### TASK
Return the material word for word. Do not include pictures.

##########

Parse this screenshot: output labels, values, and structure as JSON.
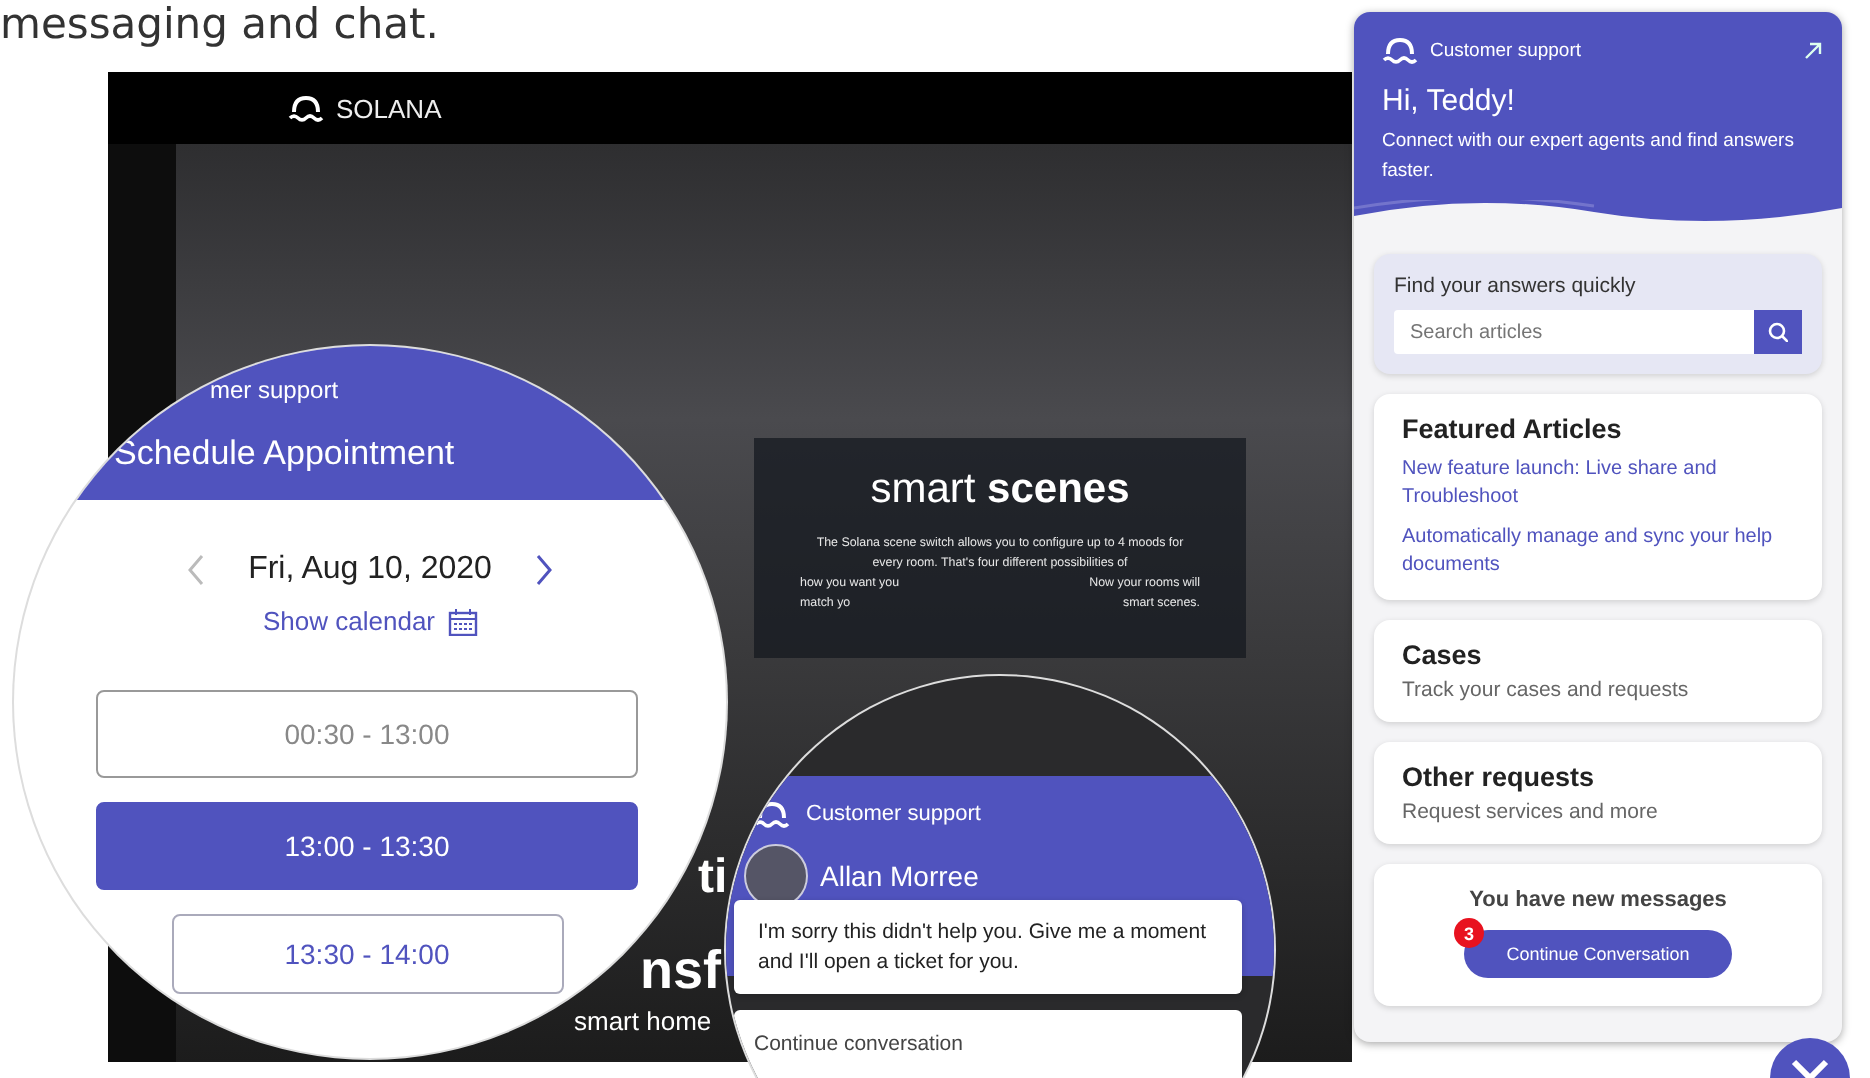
{
  "intro": {
    "text": "messaging and chat."
  },
  "site": {
    "brand": "SOLANA",
    "feature": {
      "title_light": "smart",
      "title_bold": "scenes",
      "text": "The Solana scene switch allows you to configure up to 4 moods for every room. That's four different possibilities of",
      "fragments": [
        [
          "how you want you",
          "Now your rooms will"
        ],
        [
          "match yo",
          "smart scenes."
        ]
      ]
    },
    "hero_fragments": [
      "ti",
      "nsf",
      "smart home"
    ]
  },
  "schedule": {
    "header": "mer support",
    "title": "Schedule Appointment",
    "date": "Fri, Aug 10, 2020",
    "show_calendar": "Show calendar",
    "slots": [
      {
        "label": "00:30 - 13:00",
        "selected": false,
        "disabled": true
      },
      {
        "label": "13:00 - 13:30",
        "selected": true,
        "disabled": false
      },
      {
        "label": "13:30 - 14:00",
        "selected": false,
        "disabled": false
      }
    ]
  },
  "chat": {
    "header": "Customer support",
    "agent": "Allan Morree",
    "message": "I'm sorry this didn't help you. Give me a moment and I'll open a ticket for you.",
    "continue": "Continue conversation"
  },
  "panel": {
    "header": "Customer support",
    "greeting": "Hi, Teddy!",
    "subtitle": "Connect with our expert agents and find answers faster.",
    "search": {
      "label": "Find your answers quickly",
      "placeholder": "Search articles"
    },
    "featured": {
      "title": "Featured Articles",
      "links": [
        "New feature launch: Live share and Troubleshoot",
        "Automatically manage and sync your help documents"
      ]
    },
    "cards": [
      {
        "title": "Cases",
        "subtitle": "Track your cases and requests"
      },
      {
        "title": "Other requests",
        "subtitle": "Request services and more"
      }
    ],
    "messages": {
      "title": "You have new messages",
      "button": "Continue Conversation",
      "badge": "3"
    }
  }
}
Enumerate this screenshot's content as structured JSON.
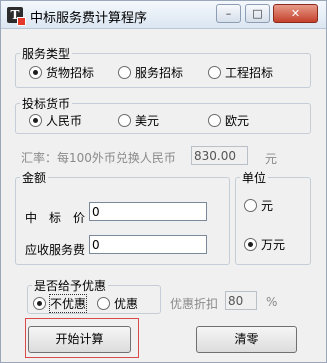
{
  "window": {
    "title": "中标服务费计算程序",
    "app_icon_glyph": "T",
    "minimize_glyph": "–",
    "maximize_glyph": "□",
    "close_glyph": "✕"
  },
  "service_type": {
    "legend": "服务类型",
    "options": [
      "货物招标",
      "服务招标",
      "工程招标"
    ],
    "selected": 0
  },
  "currency": {
    "legend": "投标货币",
    "options": [
      "人民币",
      "美元",
      "欧元"
    ],
    "selected": 0
  },
  "exchange": {
    "label": "汇率：每100外币兑换人民币",
    "value": "830.00",
    "unit": "元"
  },
  "amount": {
    "legend": "金额",
    "bid_price_label": "中　标　价",
    "bid_price_value": "0",
    "fee_label": "应收服务费",
    "fee_value": "0"
  },
  "unit": {
    "legend": "单位",
    "options": [
      "元",
      "万元"
    ],
    "selected": 1
  },
  "discount": {
    "legend": "是否给予优惠",
    "options": [
      "不优惠",
      "优惠"
    ],
    "selected": 0,
    "rate_label": "优惠折扣",
    "rate_value": "80",
    "rate_unit": "%"
  },
  "buttons": {
    "start": "开始计算",
    "clear": "清零"
  }
}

##########

### OUTPUT OF THE TASK
Parse this screenshot: output labels, values, and structure as JSON.
{
  "intro": {
    "text": "messaging and chat."
  },
  "site": {
    "brand": "SOLANA",
    "feature": {
      "title_light": "smart",
      "title_bold": "scenes",
      "text": "The Solana scene switch allows you to configure up to 4 moods for every room. That's four different possibilities of",
      "fragments": [
        [
          "how you want you",
          "Now your rooms will"
        ],
        [
          "match yo",
          "smart scenes."
        ]
      ]
    },
    "hero_fragments": [
      "ti",
      "nsf",
      "smart home"
    ]
  },
  "schedule": {
    "header": "mer support",
    "title": "Schedule Appointment",
    "date": "Fri, Aug 10, 2020",
    "show_calendar": "Show calendar",
    "slots": [
      {
        "label": "00:30 - 13:00",
        "selected": false,
        "disabled": true
      },
      {
        "label": "13:00 - 13:30",
        "selected": true,
        "disabled": false
      },
      {
        "label": "13:30 - 14:00",
        "selected": false,
        "disabled": false
      }
    ]
  },
  "chat": {
    "header": "Customer support",
    "agent": "Allan Morree",
    "message": "I'm sorry this didn't help you. Give me a moment and I'll open a ticket for you.",
    "continue": "Continue conversation"
  },
  "panel": {
    "header": "Customer support",
    "greeting": "Hi, Teddy!",
    "subtitle": "Connect with our expert agents and find answers faster.",
    "search": {
      "label": "Find your answers quickly",
      "placeholder": "Search articles"
    },
    "featured": {
      "title": "Featured Articles",
      "links": [
        "New feature launch: Live share and Troubleshoot",
        "Automatically manage and sync your help documents"
      ]
    },
    "cards": [
      {
        "title": "Cases",
        "subtitle": "Track your cases and requests"
      },
      {
        "title": "Other requests",
        "subtitle": "Request services and more"
      }
    ],
    "messages": {
      "title": "You have new messages",
      "button": "Continue Conversation",
      "badge": "3"
    }
  }
}
Enumerate this screenshot's content as structured JSON.
{
  "window": {
    "title": "中标服务费计算程序",
    "app_icon_glyph": "T",
    "minimize_glyph": "–",
    "maximize_glyph": "□",
    "close_glyph": "✕"
  },
  "service_type": {
    "legend": "服务类型",
    "options": [
      "货物招标",
      "服务招标",
      "工程招标"
    ],
    "selected": 0
  },
  "currency": {
    "legend": "投标货币",
    "options": [
      "人民币",
      "美元",
      "欧元"
    ],
    "selected": 0
  },
  "exchange": {
    "label": "汇率：每100外币兑换人民币",
    "value": "830.00",
    "unit": "元"
  },
  "amount": {
    "legend": "金额",
    "bid_price_label": "中　标　价",
    "bid_price_value": "0",
    "fee_label": "应收服务费",
    "fee_value": "0"
  },
  "unit": {
    "legend": "单位",
    "options": [
      "元",
      "万元"
    ],
    "selected": 1
  },
  "discount": {
    "legend": "是否给予优惠",
    "options": [
      "不优惠",
      "优惠"
    ],
    "selected": 0,
    "rate_label": "优惠折扣",
    "rate_value": "80",
    "rate_unit": "%"
  },
  "buttons": {
    "start": "开始计算",
    "clear": "清零"
  }
}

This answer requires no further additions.